Provided records:
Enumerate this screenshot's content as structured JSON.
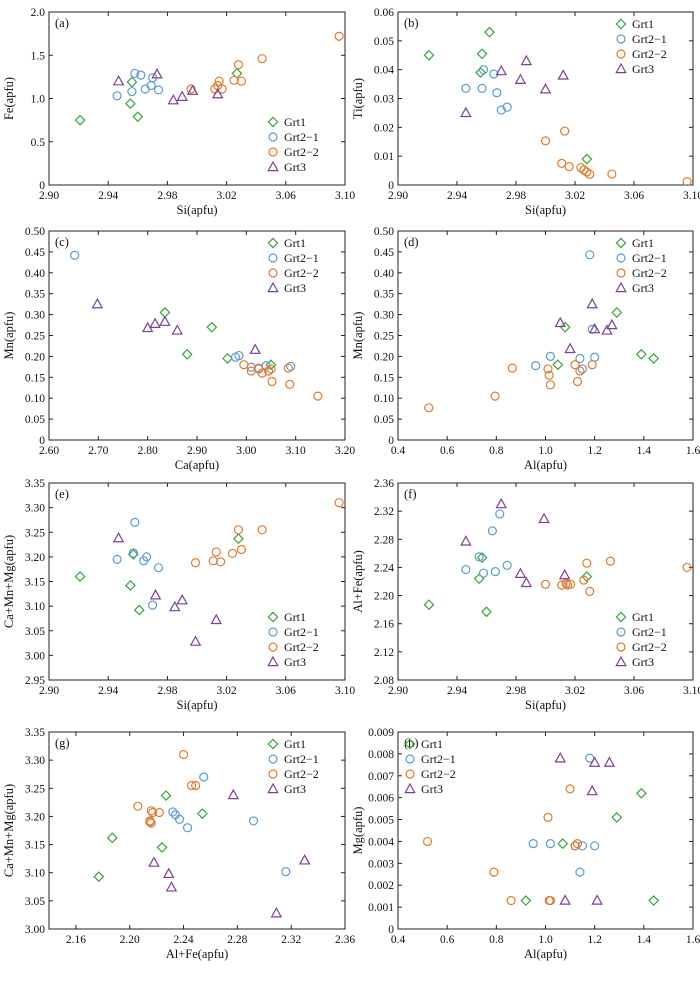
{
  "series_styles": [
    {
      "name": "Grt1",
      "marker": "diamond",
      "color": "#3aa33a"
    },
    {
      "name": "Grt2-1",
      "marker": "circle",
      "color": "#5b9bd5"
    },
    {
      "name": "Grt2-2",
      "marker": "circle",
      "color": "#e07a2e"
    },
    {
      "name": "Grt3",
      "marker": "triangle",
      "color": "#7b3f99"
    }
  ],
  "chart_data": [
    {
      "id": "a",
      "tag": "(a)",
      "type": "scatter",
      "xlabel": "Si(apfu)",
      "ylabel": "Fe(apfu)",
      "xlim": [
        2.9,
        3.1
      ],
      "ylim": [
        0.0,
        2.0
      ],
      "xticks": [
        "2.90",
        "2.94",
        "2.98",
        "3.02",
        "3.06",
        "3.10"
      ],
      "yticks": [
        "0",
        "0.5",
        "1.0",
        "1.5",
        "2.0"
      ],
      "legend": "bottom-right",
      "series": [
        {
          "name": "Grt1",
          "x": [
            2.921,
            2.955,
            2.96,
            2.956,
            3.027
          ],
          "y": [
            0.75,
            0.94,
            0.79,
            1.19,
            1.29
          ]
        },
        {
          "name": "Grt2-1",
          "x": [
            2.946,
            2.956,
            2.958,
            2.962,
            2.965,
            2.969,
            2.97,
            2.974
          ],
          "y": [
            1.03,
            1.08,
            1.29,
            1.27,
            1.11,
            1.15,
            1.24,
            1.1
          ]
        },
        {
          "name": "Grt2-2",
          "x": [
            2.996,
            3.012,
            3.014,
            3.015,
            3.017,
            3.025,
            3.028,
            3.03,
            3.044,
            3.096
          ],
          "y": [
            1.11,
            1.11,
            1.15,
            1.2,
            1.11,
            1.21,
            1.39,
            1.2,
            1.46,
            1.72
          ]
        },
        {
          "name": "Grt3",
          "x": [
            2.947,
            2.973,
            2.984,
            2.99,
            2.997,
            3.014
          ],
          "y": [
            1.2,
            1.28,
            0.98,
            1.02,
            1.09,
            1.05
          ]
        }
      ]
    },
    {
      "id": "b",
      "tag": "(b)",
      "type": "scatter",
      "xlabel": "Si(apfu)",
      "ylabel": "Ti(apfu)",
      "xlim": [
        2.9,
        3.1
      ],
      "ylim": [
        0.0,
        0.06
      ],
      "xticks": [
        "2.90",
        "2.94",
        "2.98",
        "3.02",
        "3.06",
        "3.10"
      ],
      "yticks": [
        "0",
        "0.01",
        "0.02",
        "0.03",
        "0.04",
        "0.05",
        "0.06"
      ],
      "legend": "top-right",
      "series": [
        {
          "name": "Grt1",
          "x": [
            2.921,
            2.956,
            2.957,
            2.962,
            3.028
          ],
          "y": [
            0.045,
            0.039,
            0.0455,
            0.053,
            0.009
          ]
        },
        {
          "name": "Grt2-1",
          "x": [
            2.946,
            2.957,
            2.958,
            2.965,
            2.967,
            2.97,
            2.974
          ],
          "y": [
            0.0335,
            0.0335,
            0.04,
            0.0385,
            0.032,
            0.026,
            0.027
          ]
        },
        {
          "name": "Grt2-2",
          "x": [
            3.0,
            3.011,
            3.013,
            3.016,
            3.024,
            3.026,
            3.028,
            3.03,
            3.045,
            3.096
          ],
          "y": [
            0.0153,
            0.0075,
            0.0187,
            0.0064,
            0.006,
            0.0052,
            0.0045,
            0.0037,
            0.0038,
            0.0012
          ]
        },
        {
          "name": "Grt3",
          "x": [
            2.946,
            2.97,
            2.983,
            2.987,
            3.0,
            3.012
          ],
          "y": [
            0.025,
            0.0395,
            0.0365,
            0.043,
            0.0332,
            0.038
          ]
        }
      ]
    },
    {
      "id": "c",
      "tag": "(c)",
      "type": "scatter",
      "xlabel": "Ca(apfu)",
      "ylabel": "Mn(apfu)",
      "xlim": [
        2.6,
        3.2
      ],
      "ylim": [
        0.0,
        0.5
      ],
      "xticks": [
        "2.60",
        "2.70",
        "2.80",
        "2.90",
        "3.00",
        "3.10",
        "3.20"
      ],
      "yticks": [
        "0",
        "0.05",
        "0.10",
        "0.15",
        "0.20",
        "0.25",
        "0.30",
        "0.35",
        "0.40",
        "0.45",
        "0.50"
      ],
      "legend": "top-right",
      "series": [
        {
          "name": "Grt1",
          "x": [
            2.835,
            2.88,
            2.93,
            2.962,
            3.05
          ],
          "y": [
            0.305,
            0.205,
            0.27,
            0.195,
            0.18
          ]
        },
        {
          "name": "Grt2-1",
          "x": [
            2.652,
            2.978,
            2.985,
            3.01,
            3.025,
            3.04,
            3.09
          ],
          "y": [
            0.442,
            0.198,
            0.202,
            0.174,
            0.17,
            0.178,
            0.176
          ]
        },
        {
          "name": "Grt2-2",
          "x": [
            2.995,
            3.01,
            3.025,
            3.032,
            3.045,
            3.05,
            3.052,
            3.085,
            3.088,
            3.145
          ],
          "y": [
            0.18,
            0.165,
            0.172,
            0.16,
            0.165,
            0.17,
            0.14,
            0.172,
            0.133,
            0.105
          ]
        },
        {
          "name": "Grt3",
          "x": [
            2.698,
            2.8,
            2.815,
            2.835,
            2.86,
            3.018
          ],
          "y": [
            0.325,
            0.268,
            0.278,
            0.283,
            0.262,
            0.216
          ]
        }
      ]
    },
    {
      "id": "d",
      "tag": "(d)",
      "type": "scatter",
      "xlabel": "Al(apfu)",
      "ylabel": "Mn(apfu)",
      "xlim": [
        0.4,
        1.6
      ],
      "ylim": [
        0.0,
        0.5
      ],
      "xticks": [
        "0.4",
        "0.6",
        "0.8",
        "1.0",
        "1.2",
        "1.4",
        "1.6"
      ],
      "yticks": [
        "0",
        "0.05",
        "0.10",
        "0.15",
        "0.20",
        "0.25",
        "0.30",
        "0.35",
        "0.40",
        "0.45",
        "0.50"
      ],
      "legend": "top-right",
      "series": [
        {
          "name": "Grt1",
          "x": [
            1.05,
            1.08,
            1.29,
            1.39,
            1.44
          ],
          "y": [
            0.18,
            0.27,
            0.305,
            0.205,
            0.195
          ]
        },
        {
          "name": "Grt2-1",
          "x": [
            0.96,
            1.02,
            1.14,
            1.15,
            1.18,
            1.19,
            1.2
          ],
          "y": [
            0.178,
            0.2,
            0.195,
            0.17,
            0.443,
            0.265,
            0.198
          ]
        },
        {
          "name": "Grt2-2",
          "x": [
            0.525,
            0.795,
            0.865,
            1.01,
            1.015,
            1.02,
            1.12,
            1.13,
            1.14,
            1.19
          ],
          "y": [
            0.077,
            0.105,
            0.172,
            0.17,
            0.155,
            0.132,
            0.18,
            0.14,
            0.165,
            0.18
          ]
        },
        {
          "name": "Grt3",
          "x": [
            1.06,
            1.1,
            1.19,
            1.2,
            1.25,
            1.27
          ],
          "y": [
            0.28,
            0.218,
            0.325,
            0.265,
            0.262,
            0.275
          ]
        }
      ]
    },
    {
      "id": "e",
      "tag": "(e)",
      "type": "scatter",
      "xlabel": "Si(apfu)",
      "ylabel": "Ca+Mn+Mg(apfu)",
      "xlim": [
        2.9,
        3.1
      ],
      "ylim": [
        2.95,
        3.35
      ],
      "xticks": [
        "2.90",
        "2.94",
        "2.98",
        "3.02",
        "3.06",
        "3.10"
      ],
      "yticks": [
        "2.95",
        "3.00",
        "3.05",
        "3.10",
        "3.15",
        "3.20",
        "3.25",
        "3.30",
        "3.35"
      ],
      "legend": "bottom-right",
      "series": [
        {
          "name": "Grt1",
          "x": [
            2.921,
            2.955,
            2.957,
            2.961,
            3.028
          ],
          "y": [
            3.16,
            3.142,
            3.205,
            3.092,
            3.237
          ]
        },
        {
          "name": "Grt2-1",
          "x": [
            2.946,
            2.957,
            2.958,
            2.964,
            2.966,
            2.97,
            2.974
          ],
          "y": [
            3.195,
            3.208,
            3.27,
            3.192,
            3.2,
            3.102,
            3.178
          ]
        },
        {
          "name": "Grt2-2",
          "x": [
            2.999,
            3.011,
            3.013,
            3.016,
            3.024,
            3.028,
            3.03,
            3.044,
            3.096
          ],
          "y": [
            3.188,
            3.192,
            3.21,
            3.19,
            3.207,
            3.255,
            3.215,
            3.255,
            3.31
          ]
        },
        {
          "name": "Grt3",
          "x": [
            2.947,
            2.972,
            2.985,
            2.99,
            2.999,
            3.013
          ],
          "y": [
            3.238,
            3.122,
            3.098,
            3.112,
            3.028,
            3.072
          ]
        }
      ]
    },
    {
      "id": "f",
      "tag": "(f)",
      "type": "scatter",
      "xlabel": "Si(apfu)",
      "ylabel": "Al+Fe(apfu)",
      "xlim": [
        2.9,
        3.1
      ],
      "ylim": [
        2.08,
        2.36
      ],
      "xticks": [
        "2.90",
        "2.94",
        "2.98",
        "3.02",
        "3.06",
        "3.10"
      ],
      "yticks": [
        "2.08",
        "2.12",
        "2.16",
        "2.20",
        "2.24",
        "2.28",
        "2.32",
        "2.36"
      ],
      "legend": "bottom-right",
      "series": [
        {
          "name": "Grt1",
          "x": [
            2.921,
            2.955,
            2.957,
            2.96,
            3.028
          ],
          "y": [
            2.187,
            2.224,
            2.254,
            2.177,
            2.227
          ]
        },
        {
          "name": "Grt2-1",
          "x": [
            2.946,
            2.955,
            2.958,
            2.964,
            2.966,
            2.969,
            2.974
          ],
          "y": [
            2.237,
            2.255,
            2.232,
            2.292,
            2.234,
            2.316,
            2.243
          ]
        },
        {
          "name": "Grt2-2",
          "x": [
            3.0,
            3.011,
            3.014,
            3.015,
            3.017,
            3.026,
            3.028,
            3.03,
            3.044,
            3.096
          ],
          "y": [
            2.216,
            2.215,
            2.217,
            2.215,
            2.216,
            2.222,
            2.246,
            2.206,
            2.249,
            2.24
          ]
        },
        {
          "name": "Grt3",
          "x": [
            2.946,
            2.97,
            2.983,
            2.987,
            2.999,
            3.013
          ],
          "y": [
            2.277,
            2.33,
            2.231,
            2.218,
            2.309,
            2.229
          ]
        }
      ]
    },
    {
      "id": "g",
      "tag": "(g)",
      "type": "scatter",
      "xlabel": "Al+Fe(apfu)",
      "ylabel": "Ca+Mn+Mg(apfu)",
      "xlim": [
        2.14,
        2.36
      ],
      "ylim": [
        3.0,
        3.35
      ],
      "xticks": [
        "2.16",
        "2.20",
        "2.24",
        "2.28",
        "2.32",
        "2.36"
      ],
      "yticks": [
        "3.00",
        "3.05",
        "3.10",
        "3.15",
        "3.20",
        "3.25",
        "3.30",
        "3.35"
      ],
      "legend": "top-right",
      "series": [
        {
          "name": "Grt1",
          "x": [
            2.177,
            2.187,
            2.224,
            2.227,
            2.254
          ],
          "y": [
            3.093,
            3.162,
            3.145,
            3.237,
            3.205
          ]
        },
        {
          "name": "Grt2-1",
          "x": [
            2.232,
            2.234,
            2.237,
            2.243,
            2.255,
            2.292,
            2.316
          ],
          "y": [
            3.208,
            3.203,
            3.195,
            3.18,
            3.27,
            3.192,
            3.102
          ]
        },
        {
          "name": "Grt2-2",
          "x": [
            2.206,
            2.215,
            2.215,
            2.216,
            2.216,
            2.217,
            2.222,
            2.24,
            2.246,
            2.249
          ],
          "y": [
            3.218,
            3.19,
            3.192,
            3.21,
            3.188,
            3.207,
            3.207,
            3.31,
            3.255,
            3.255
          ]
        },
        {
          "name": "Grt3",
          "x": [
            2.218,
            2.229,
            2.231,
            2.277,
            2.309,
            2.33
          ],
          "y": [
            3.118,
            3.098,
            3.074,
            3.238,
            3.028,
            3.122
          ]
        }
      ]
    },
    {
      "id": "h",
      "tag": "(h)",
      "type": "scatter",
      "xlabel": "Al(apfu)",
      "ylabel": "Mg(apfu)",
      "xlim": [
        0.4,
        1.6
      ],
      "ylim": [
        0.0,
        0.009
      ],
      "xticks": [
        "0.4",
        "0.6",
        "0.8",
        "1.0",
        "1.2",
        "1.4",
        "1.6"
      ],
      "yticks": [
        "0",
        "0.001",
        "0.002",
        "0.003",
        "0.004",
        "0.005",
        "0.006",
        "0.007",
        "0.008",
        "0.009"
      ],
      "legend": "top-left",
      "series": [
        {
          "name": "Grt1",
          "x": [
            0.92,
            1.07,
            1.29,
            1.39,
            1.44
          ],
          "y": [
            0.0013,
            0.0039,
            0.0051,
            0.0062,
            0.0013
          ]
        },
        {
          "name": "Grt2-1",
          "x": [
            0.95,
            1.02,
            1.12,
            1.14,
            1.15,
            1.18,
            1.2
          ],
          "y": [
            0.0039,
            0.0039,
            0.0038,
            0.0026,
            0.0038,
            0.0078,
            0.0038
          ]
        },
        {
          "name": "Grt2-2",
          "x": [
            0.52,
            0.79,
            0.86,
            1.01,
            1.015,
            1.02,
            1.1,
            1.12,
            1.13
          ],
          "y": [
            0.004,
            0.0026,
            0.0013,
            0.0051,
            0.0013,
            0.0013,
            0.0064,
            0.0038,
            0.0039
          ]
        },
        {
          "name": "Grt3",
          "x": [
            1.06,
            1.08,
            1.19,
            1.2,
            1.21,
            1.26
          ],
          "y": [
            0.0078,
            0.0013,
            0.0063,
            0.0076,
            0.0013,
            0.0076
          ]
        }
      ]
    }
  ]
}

Task brief: Among the entries above, how many lines hold the string "marker"? Give the number by itself.

Response below: 4